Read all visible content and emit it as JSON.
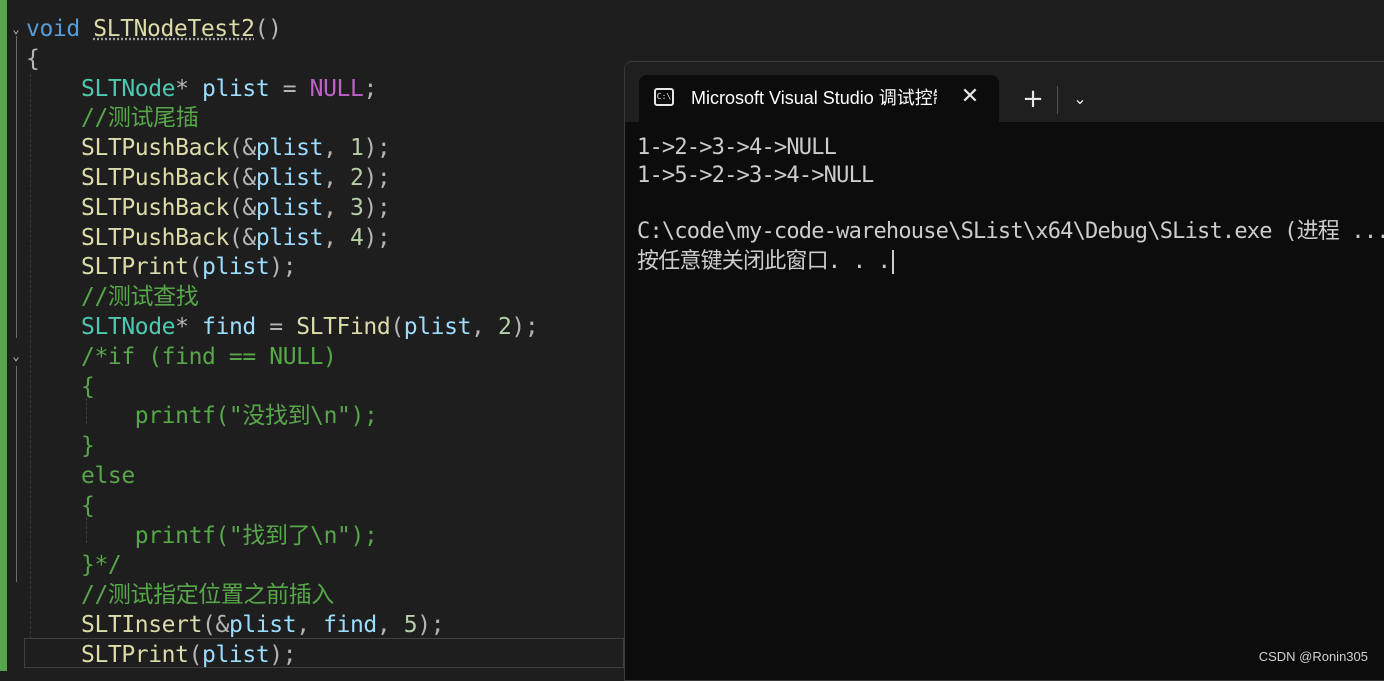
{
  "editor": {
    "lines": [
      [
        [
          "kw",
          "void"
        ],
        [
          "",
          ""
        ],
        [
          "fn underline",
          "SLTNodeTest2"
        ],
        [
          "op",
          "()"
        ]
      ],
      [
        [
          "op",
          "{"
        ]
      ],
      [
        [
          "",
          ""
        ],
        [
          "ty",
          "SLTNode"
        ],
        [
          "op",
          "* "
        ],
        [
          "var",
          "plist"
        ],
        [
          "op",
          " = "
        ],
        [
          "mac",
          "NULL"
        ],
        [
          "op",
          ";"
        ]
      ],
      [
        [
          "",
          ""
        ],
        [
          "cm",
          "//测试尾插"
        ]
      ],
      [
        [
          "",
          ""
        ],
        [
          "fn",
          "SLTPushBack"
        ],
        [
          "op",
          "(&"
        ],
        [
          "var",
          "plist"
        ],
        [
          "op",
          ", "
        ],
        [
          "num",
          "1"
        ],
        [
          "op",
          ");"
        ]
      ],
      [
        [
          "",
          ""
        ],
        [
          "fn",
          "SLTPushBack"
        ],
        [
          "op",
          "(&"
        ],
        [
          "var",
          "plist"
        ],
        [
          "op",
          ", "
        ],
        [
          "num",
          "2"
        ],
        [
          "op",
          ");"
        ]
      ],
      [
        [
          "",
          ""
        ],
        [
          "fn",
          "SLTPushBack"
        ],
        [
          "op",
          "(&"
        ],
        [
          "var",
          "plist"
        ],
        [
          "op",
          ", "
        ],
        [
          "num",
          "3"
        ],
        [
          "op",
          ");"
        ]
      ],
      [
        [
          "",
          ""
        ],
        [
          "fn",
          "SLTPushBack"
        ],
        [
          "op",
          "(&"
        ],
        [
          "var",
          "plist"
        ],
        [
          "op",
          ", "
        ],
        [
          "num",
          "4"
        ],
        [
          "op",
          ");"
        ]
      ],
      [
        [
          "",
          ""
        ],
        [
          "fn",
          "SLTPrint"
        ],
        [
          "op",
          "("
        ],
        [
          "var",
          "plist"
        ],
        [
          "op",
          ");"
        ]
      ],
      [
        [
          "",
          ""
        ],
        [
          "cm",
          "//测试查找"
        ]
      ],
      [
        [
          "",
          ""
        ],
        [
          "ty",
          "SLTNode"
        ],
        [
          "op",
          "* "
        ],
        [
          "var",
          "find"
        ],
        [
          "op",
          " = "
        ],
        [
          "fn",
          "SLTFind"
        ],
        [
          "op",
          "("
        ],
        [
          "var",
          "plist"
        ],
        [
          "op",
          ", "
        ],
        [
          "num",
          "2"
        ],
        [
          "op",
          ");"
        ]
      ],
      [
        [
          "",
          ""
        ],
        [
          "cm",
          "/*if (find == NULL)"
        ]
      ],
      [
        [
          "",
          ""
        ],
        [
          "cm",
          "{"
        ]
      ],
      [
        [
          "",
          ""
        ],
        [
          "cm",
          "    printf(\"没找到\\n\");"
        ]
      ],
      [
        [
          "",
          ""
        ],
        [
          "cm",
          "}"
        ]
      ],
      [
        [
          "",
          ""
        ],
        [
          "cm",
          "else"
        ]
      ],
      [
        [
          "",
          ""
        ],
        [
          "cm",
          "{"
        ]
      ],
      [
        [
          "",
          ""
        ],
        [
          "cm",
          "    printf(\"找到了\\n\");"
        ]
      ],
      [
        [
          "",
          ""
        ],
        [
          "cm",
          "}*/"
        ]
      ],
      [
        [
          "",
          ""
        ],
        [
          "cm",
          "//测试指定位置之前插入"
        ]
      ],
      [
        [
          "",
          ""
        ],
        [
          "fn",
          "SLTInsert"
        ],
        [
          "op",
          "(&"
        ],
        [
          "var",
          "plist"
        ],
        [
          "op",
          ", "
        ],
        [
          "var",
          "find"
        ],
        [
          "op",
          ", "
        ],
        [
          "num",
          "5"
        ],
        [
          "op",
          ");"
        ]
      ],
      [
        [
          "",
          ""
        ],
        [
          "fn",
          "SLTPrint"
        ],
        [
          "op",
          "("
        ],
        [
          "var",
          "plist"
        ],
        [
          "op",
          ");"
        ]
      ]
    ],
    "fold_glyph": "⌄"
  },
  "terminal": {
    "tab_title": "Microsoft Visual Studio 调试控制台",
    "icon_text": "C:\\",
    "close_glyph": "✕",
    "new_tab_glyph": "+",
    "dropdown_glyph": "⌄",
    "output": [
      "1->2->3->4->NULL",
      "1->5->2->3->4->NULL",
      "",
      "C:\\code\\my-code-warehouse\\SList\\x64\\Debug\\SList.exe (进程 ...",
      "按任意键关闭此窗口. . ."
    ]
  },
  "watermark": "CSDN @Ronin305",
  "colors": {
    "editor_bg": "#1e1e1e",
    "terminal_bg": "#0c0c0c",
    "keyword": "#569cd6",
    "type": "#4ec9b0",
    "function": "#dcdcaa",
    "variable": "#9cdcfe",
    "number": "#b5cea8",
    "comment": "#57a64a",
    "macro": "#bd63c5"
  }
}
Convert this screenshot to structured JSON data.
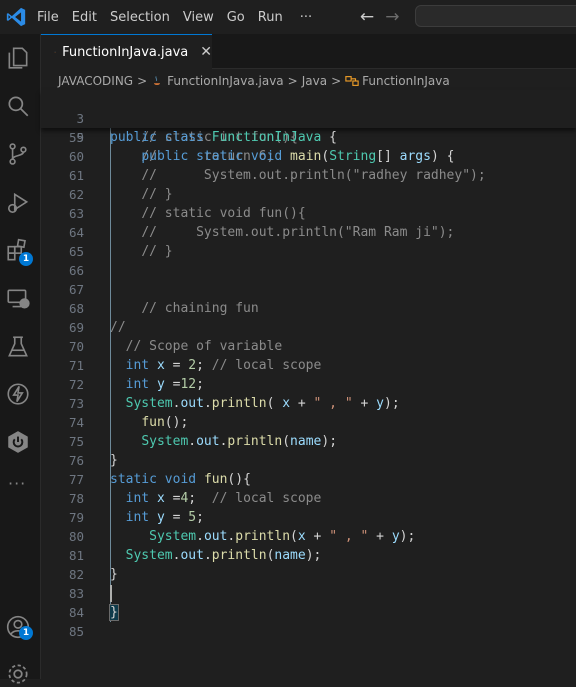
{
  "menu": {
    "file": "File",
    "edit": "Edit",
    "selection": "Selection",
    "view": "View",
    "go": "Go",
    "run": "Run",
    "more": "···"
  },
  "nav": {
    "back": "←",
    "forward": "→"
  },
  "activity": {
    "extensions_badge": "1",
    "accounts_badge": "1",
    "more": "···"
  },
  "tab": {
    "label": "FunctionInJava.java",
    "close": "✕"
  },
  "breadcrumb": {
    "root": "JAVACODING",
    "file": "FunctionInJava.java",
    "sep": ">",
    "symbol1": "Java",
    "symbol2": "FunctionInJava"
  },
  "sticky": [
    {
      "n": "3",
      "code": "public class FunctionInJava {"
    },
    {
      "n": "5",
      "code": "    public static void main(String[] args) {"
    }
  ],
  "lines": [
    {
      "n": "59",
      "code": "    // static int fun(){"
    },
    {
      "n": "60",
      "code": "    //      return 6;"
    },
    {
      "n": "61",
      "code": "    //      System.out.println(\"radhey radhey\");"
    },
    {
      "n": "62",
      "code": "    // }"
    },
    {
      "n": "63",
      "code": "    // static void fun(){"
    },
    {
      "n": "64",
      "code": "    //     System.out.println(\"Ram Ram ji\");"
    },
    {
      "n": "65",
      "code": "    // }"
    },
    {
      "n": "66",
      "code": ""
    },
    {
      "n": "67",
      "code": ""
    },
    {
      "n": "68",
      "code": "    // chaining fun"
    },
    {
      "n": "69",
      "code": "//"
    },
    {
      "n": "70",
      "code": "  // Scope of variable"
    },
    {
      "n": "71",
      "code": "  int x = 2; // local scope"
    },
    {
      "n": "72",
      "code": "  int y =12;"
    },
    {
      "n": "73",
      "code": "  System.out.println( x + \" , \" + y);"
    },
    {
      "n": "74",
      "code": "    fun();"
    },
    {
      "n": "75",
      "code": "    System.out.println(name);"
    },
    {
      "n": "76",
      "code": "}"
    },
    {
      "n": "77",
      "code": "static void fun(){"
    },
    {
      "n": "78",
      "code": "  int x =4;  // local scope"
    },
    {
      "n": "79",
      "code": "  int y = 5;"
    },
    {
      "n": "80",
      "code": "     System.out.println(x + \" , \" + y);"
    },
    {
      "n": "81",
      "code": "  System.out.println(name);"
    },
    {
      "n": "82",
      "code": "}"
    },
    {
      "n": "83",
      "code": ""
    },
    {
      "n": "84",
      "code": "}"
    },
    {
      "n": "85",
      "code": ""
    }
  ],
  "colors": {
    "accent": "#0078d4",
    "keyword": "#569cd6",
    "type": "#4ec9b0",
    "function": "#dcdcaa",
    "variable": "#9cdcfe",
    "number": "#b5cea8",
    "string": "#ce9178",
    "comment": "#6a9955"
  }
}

---

■ Aim ■
Print the full listing exactly, dropping the pictures.

■ Response to the exercise ■
Read all visible content and emit it as JSON.
{
  "editor": {
    "lines": [
      [
        [
          "kw",
          "void"
        ],
        [
          "",
          ""
        ],
        [
          "fn underline",
          "SLTNodeTest2"
        ],
        [
          "op",
          "()"
        ]
      ],
      [
        [
          "op",
          "{"
        ]
      ],
      [
        [
          "",
          ""
        ],
        [
          "ty",
          "SLTNode"
        ],
        [
          "op",
          "* "
        ],
        [
          "var",
          "plist"
        ],
        [
          "op",
          " = "
        ],
        [
          "mac",
          "NULL"
        ],
        [
          "op",
          ";"
        ]
      ],
      [
        [
          "",
          ""
        ],
        [
          "cm",
          "//测试尾插"
        ]
      ],
      [
        [
          "",
          ""
        ],
        [
          "fn",
          "SLTPushBack"
        ],
        [
          "op",
          "(&"
        ],
        [
          "var",
          "plist"
        ],
        [
          "op",
          ", "
        ],
        [
          "num",
          "1"
        ],
        [
          "op",
          ");"
        ]
      ],
      [
        [
          "",
          ""
        ],
        [
          "fn",
          "SLTPushBack"
        ],
        [
          "op",
          "(&"
        ],
        [
          "var",
          "plist"
        ],
        [
          "op",
          ", "
        ],
        [
          "num",
          "2"
        ],
        [
          "op",
          ");"
        ]
      ],
      [
        [
          "",
          ""
        ],
        [
          "fn",
          "SLTPushBack"
        ],
        [
          "op",
          "(&"
        ],
        [
          "var",
          "plist"
        ],
        [
          "op",
          ", "
        ],
        [
          "num",
          "3"
        ],
        [
          "op",
          ");"
        ]
      ],
      [
        [
          "",
          ""
        ],
        [
          "fn",
          "SLTPushBack"
        ],
        [
          "op",
          "(&"
        ],
        [
          "var",
          "plist"
        ],
        [
          "op",
          ", "
        ],
        [
          "num",
          "4"
        ],
        [
          "op",
          ");"
        ]
      ],
      [
        [
          "",
          ""
        ],
        [
          "fn",
          "SLTPrint"
        ],
        [
          "op",
          "("
        ],
        [
          "var",
          "plist"
        ],
        [
          "op",
          ");"
        ]
      ],
      [
        [
          "",
          ""
        ],
        [
          "cm",
          "//测试查找"
        ]
      ],
      [
        [
          "",
          ""
        ],
        [
          "ty",
          "SLTNode"
        ],
        [
          "op",
          "* "
        ],
        [
          "var",
          "find"
        ],
        [
          "op",
          " = "
        ],
        [
          "fn",
          "SLTFind"
        ],
        [
          "op",
          "("
        ],
        [
          "var",
          "plist"
        ],
        [
          "op",
          ", "
        ],
        [
          "num",
          "2"
        ],
        [
          "op",
          ");"
        ]
      ],
      [
        [
          "",
          ""
        ],
        [
          "cm",
          "/*if (find == NULL)"
        ]
      ],
      [
        [
          "",
          ""
        ],
        [
          "cm",
          "{"
        ]
      ],
      [
        [
          "",
          ""
        ],
        [
          "cm",
          "    printf(\"没找到\\n\");"
        ]
      ],
      [
        [
          "",
          ""
        ],
        [
          "cm",
          "}"
        ]
      ],
      [
        [
          "",
          ""
        ],
        [
          "cm",
          "else"
        ]
      ],
      [
        [
          "",
          ""
        ],
        [
          "cm",
          "{"
        ]
      ],
      [
        [
          "",
          ""
        ],
        [
          "cm",
          "    printf(\"找到了\\n\");"
        ]
      ],
      [
        [
          "",
          ""
        ],
        [
          "cm",
          "}*/"
        ]
      ],
      [
        [
          "",
          ""
        ],
        [
          "cm",
          "//测试指定位置之前插入"
        ]
      ],
      [
        [
          "",
          ""
        ],
        [
          "fn",
          "SLTInsert"
        ],
        [
          "op",
          "(&"
        ],
        [
          "var",
          "plist"
        ],
        [
          "op",
          ", "
        ],
        [
          "var",
          "find"
        ],
        [
          "op",
          ", "
        ],
        [
          "num",
          "5"
        ],
        [
          "op",
          ");"
        ]
      ],
      [
        [
          "",
          ""
        ],
        [
          "fn",
          "SLTPrint"
        ],
        [
          "op",
          "("
        ],
        [
          "var",
          "plist"
        ],
        [
          "op",
          ");"
        ]
      ]
    ],
    "fold_glyph": "⌄"
  },
  "terminal": {
    "tab_title": "Microsoft Visual Studio 调试控制台",
    "icon_text": "C:\\",
    "close_glyph": "✕",
    "new_tab_glyph": "+",
    "dropdown_glyph": "⌄",
    "output": [
      "1->2->3->4->NULL",
      "1->5->2->3->4->NULL",
      "",
      "C:\\code\\my-code-warehouse\\SList\\x64\\Debug\\SList.exe (进程 ...",
      "按任意键关闭此窗口. . ."
    ]
  },
  "watermark": "CSDN @Ronin305",
  "colors": {
    "editor_bg": "#1e1e1e",
    "terminal_bg": "#0c0c0c",
    "keyword": "#569cd6",
    "type": "#4ec9b0",
    "function": "#dcdcaa",
    "variable": "#9cdcfe",
    "number": "#b5cea8",
    "comment": "#57a64a",
    "macro": "#bd63c5"
  }
}
Convert this screenshot to structured JSON data.
{
  "menu": {
    "file": "File",
    "edit": "Edit",
    "selection": "Selection",
    "view": "View",
    "go": "Go",
    "run": "Run",
    "more": "···"
  },
  "nav": {
    "back": "←",
    "forward": "→"
  },
  "activity": {
    "extensions_badge": "1",
    "accounts_badge": "1",
    "more": "···"
  },
  "tab": {
    "label": "FunctionInJava.java",
    "close": "✕"
  },
  "breadcrumb": {
    "root": "JAVACODING",
    "file": "FunctionInJava.java",
    "sep": ">",
    "symbol1": "Java",
    "symbol2": "FunctionInJava"
  },
  "sticky": [
    {
      "n": "3",
      "code": "public class FunctionInJava {"
    },
    {
      "n": "5",
      "code": "    public static void main(String[] args) {"
    }
  ],
  "lines": [
    {
      "n": "59",
      "code": "    // static int fun(){"
    },
    {
      "n": "60",
      "code": "    //      return 6;"
    },
    {
      "n": "61",
      "code": "    //      System.out.println(\"radhey radhey\");"
    },
    {
      "n": "62",
      "code": "    // }"
    },
    {
      "n": "63",
      "code": "    // static void fun(){"
    },
    {
      "n": "64",
      "code": "    //     System.out.println(\"Ram Ram ji\");"
    },
    {
      "n": "65",
      "code": "    // }"
    },
    {
      "n": "66",
      "code": ""
    },
    {
      "n": "67",
      "code": ""
    },
    {
      "n": "68",
      "code": "    // chaining fun"
    },
    {
      "n": "69",
      "code": "//"
    },
    {
      "n": "70",
      "code": "  // Scope of variable"
    },
    {
      "n": "71",
      "code": "  int x = 2; // local scope"
    },
    {
      "n": "72",
      "code": "  int y =12;"
    },
    {
      "n": "73",
      "code": "  System.out.println( x + \" , \" + y);"
    },
    {
      "n": "74",
      "code": "    fun();"
    },
    {
      "n": "75",
      "code": "    System.out.println(name);"
    },
    {
      "n": "76",
      "code": "}"
    },
    {
      "n": "77",
      "code": "static void fun(){"
    },
    {
      "n": "78",
      "code": "  int x =4;  // local scope"
    },
    {
      "n": "79",
      "code": "  int y = 5;"
    },
    {
      "n": "80",
      "code": "     System.out.println(x + \" , \" + y);"
    },
    {
      "n": "81",
      "code": "  System.out.println(name);"
    },
    {
      "n": "82",
      "code": "}"
    },
    {
      "n": "83",
      "code": ""
    },
    {
      "n": "84",
      "code": "}"
    },
    {
      "n": "85",
      "code": ""
    }
  ],
  "colors": {
    "accent": "#0078d4",
    "keyword": "#569cd6",
    "type": "#4ec9b0",
    "function": "#dcdcaa",
    "variable": "#9cdcfe",
    "number": "#b5cea8",
    "string": "#ce9178",
    "comment": "#6a9955"
  }
}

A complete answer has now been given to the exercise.